*** Provided records ***
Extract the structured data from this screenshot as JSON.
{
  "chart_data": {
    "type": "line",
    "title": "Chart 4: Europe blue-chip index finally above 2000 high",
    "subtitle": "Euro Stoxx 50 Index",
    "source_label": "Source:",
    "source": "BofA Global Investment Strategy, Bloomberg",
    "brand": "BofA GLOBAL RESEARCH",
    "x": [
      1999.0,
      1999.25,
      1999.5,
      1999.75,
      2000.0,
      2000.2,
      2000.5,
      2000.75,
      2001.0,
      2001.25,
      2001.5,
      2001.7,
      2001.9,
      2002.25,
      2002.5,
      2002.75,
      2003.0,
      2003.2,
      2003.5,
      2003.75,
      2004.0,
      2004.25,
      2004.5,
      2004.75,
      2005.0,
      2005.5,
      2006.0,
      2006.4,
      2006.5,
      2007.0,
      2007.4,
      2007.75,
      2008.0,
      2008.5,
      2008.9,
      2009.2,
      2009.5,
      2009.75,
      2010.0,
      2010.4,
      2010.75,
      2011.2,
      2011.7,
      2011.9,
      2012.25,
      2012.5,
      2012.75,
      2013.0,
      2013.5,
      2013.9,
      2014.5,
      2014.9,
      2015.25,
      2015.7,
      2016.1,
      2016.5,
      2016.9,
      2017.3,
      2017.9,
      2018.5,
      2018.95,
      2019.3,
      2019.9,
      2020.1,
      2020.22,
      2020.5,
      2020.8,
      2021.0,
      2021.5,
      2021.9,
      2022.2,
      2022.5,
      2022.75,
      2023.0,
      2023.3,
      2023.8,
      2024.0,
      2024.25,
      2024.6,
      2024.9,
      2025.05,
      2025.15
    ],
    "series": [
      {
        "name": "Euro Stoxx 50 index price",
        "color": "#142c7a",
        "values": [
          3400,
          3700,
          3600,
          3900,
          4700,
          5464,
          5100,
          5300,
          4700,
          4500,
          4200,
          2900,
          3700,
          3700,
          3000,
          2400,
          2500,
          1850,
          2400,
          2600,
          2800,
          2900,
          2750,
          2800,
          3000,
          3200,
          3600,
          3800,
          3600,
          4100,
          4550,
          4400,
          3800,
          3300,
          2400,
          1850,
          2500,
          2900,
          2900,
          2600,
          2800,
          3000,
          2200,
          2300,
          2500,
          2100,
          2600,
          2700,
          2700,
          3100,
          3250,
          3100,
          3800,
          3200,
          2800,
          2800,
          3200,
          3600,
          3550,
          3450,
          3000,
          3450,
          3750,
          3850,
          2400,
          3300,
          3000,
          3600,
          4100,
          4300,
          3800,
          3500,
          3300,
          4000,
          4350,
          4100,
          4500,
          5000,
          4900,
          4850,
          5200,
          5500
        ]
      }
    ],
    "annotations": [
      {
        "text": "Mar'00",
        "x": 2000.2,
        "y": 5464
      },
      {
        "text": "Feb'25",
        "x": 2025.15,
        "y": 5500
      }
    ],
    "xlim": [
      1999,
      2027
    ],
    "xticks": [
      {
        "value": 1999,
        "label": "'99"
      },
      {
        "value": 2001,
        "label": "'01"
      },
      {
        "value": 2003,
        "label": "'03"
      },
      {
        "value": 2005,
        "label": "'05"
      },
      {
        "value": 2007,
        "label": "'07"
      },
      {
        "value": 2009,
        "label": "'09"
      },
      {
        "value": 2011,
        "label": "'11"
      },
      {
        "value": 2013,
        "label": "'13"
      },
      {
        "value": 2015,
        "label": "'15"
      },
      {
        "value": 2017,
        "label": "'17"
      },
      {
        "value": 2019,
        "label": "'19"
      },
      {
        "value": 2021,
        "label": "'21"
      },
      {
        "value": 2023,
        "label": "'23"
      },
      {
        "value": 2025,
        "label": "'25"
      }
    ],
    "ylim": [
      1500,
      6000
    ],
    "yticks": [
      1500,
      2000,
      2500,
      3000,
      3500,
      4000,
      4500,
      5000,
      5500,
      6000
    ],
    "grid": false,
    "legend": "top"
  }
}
***
Goal »
Go back to the listing above and please repeat it exactly.

Written solution »
Extract the structured data from this screenshot as JSON.
{
  "chart_data": {
    "type": "line",
    "title": "Chart 4: Europe blue-chip index finally above 2000 high",
    "subtitle": "Euro Stoxx 50 Index",
    "source_label": "Source:",
    "source": "BofA Global Investment Strategy, Bloomberg",
    "brand": "BofA GLOBAL RESEARCH",
    "x": [
      1999.0,
      1999.25,
      1999.5,
      1999.75,
      2000.0,
      2000.2,
      2000.5,
      2000.75,
      2001.0,
      2001.25,
      2001.5,
      2001.7,
      2001.9,
      2002.25,
      2002.5,
      2002.75,
      2003.0,
      2003.2,
      2003.5,
      2003.75,
      2004.0,
      2004.25,
      2004.5,
      2004.75,
      2005.0,
      2005.5,
      2006.0,
      2006.4,
      2006.5,
      2007.0,
      2007.4,
      2007.75,
      2008.0,
      2008.5,
      2008.9,
      2009.2,
      2009.5,
      2009.75,
      2010.0,
      2010.4,
      2010.75,
      2011.2,
      2011.7,
      2011.9,
      2012.25,
      2012.5,
      2012.75,
      2013.0,
      2013.5,
      2013.9,
      2014.5,
      2014.9,
      2015.25,
      2015.7,
      2016.1,
      2016.5,
      2016.9,
      2017.3,
      2017.9,
      2018.5,
      2018.95,
      2019.3,
      2019.9,
      2020.1,
      2020.22,
      2020.5,
      2020.8,
      2021.0,
      2021.5,
      2021.9,
      2022.2,
      2022.5,
      2022.75,
      2023.0,
      2023.3,
      2023.8,
      2024.0,
      2024.25,
      2024.6,
      2024.9,
      2025.05,
      2025.15
    ],
    "series": [
      {
        "name": "Euro Stoxx 50 index price",
        "color": "#142c7a",
        "values": [
          3400,
          3700,
          3600,
          3900,
          4700,
          5464,
          5100,
          5300,
          4700,
          4500,
          4200,
          2900,
          3700,
          3700,
          3000,
          2400,
          2500,
          1850,
          2400,
          2600,
          2800,
          2900,
          2750,
          2800,
          3000,
          3200,
          3600,
          3800,
          3600,
          4100,
          4550,
          4400,
          3800,
          3300,
          2400,
          1850,
          2500,
          2900,
          2900,
          2600,
          2800,
          3000,
          2200,
          2300,
          2500,
          2100,
          2600,
          2700,
          2700,
          3100,
          3250,
          3100,
          3800,
          3200,
          2800,
          2800,
          3200,
          3600,
          3550,
          3450,
          3000,
          3450,
          3750,
          3850,
          2400,
          3300,
          3000,
          3600,
          4100,
          4300,
          3800,
          3500,
          3300,
          4000,
          4350,
          4100,
          4500,
          5000,
          4900,
          4850,
          5200,
          5500
        ]
      }
    ],
    "annotations": [
      {
        "text": "Mar'00",
        "x": 2000.2,
        "y": 5464
      },
      {
        "text": "Feb'25",
        "x": 2025.15,
        "y": 5500
      }
    ],
    "xlim": [
      1999,
      2027
    ],
    "xticks": [
      {
        "value": 1999,
        "label": "'99"
      },
      {
        "value": 2001,
        "label": "'01"
      },
      {
        "value": 2003,
        "label": "'03"
      },
      {
        "value": 2005,
        "label": "'05"
      },
      {
        "value": 2007,
        "label": "'07"
      },
      {
        "value": 2009,
        "label": "'09"
      },
      {
        "value": 2011,
        "label": "'11"
      },
      {
        "value": 2013,
        "label": "'13"
      },
      {
        "value": 2015,
        "label": "'15"
      },
      {
        "value": 2017,
        "label": "'17"
      },
      {
        "value": 2019,
        "label": "'19"
      },
      {
        "value": 2021,
        "label": "'21"
      },
      {
        "value": 2023,
        "label": "'23"
      },
      {
        "value": 2025,
        "label": "'25"
      }
    ],
    "ylim": [
      1500,
      6000
    ],
    "yticks": [
      1500,
      2000,
      2500,
      3000,
      3500,
      4000,
      4500,
      5000,
      5500,
      6000
    ],
    "grid": false,
    "legend": "top"
  }
}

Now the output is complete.